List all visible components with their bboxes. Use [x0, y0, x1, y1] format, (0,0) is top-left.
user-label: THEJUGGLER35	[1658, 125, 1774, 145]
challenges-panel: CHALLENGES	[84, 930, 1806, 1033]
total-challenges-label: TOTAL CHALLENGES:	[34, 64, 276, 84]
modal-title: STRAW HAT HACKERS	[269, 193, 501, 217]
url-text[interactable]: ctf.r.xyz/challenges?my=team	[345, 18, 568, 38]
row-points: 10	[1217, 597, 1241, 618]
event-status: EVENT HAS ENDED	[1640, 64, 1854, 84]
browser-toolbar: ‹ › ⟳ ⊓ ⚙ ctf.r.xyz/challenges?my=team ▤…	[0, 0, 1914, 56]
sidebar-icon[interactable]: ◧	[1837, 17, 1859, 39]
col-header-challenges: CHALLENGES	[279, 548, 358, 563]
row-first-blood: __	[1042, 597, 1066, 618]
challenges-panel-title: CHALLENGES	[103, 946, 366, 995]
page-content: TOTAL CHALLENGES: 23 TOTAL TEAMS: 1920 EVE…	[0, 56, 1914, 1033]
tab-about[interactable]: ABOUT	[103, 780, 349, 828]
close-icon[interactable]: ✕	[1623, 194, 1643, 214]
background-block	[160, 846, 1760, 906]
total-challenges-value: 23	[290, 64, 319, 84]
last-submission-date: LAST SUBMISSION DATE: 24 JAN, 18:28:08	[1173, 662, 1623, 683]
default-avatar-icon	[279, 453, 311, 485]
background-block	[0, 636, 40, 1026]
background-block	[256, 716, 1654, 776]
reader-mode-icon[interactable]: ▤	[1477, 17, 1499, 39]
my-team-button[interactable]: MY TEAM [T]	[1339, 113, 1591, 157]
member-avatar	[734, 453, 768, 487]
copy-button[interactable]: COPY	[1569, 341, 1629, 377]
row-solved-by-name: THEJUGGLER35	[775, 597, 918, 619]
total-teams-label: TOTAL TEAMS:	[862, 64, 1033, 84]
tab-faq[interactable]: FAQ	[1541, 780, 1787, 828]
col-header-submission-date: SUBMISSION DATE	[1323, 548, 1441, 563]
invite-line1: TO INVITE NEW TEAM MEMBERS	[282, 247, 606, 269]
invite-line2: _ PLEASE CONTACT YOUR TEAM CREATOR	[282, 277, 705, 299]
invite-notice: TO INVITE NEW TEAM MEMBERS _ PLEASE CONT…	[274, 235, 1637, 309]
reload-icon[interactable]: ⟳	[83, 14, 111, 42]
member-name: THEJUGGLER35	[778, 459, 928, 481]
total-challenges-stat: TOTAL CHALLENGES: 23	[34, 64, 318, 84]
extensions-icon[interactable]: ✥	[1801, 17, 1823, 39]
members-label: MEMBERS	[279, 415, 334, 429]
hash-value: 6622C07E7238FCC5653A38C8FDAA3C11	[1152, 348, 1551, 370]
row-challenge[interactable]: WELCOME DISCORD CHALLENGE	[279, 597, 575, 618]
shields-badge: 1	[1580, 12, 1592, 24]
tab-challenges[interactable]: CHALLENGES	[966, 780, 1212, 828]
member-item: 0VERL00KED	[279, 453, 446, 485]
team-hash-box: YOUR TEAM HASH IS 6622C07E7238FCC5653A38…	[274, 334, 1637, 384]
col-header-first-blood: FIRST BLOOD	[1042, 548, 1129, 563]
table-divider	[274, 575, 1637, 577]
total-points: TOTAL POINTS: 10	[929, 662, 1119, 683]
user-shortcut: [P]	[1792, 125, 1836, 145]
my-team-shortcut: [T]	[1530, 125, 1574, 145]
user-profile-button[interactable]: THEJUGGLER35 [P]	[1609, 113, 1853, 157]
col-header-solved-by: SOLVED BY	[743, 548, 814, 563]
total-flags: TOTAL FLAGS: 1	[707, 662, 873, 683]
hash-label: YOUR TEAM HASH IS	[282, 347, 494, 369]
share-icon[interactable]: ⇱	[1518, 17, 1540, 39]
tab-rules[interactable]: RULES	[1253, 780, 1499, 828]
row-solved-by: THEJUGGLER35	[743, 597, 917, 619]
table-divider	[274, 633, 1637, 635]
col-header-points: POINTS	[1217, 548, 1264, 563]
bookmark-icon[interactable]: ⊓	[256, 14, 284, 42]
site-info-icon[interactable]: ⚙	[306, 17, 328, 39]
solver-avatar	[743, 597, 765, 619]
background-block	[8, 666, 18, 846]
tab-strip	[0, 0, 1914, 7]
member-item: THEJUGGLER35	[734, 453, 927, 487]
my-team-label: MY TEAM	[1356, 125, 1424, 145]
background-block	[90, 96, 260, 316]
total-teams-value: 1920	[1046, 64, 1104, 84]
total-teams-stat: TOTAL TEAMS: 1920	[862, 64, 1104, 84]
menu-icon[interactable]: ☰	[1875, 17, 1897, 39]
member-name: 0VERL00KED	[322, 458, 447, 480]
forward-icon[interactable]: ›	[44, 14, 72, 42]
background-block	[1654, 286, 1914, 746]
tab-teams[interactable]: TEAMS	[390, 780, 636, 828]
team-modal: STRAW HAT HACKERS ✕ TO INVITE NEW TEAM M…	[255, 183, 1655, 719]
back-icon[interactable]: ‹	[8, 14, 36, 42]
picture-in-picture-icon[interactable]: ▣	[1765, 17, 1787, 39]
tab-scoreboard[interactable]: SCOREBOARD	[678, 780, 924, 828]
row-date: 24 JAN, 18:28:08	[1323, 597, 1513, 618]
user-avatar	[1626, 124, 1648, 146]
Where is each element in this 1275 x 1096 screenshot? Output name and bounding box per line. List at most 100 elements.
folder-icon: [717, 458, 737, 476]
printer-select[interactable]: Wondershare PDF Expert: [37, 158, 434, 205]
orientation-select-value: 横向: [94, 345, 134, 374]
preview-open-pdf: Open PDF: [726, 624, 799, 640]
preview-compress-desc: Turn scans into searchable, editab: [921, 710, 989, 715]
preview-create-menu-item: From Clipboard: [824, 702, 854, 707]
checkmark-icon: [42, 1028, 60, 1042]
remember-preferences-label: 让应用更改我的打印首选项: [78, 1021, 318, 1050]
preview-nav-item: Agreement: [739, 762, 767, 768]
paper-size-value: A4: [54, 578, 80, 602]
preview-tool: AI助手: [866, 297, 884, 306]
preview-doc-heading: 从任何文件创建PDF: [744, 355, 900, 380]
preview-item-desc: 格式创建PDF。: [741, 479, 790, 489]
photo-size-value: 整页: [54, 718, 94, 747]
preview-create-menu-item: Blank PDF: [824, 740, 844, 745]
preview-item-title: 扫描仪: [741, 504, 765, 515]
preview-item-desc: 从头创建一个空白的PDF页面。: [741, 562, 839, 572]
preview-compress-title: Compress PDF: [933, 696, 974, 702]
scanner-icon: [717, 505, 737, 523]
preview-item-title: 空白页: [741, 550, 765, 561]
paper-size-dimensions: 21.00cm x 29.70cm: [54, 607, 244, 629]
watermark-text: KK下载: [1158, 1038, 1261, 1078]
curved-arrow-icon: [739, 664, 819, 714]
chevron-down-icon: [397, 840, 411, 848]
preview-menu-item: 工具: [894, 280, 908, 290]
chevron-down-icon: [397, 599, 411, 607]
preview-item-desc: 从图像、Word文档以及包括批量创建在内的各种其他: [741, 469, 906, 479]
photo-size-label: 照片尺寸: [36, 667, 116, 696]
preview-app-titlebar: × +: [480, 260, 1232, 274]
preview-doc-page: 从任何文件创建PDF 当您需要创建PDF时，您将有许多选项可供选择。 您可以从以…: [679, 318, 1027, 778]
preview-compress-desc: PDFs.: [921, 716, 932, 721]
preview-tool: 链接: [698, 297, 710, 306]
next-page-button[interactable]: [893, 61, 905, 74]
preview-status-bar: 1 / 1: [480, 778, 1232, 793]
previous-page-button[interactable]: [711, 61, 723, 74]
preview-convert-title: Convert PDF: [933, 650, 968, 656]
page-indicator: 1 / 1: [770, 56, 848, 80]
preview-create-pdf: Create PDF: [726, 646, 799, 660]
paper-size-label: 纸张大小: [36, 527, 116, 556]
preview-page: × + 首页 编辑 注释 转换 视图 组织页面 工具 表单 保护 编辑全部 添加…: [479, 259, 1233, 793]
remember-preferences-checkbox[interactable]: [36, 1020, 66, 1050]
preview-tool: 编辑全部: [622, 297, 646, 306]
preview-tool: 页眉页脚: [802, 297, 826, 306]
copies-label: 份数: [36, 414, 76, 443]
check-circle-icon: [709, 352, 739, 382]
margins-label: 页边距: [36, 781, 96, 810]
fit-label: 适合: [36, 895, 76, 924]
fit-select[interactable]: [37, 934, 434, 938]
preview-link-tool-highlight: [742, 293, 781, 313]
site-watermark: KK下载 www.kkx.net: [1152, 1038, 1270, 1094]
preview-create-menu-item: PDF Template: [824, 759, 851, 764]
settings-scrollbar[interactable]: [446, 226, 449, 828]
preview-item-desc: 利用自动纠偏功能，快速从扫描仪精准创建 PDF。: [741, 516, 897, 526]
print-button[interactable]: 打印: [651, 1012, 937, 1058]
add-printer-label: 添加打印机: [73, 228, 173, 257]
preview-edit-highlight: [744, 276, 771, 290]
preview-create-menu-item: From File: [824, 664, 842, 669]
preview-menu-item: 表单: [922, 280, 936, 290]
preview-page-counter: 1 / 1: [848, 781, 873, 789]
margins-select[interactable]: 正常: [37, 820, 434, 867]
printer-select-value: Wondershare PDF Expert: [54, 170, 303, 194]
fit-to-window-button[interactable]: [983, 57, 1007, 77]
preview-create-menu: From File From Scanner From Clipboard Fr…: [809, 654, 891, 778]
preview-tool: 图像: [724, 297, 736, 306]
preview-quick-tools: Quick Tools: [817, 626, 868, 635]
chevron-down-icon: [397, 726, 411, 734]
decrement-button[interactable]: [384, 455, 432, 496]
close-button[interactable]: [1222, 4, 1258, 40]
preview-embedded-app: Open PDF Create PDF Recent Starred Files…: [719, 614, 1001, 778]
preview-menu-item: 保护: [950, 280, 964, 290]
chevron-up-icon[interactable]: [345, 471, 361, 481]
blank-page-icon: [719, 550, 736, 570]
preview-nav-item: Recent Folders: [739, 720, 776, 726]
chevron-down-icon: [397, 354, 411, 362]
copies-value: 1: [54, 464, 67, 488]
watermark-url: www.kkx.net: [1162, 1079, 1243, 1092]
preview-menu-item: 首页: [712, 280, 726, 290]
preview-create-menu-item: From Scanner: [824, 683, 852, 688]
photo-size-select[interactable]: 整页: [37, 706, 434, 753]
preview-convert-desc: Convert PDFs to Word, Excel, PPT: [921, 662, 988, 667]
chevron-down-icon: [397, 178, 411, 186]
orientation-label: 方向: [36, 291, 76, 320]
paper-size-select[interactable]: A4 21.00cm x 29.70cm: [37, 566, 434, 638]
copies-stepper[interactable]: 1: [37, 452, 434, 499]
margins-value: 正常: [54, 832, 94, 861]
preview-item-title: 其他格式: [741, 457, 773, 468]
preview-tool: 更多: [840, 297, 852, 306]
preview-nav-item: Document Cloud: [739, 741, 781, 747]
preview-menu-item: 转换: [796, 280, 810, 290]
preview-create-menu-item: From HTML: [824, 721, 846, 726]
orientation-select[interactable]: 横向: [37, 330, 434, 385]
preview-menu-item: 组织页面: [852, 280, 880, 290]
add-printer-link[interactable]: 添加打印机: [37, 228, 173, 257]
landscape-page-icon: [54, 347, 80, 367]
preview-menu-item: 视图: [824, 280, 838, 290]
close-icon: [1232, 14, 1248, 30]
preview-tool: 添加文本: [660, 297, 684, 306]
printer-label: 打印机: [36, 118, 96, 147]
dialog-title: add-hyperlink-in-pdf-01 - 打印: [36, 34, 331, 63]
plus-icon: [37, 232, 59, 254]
#####
Task to complete
Rewrite the lines from the first one through the line with "modal-title: STRAW HAT", replacing "THEJUGGLER35" with "THEJUGGLER36" and leaving everything else unchanged.

Task solution
List all visible components with their bboxes. Use [x0, y0, x1, y1] format, (0,0) is top-left.
user-label: THEJUGGLER36	[1658, 125, 1774, 145]
challenges-panel: CHALLENGES	[84, 930, 1806, 1033]
total-challenges-label: TOTAL CHALLENGES:	[34, 64, 276, 84]
modal-title: STRAW HAT HACKERS	[269, 193, 501, 217]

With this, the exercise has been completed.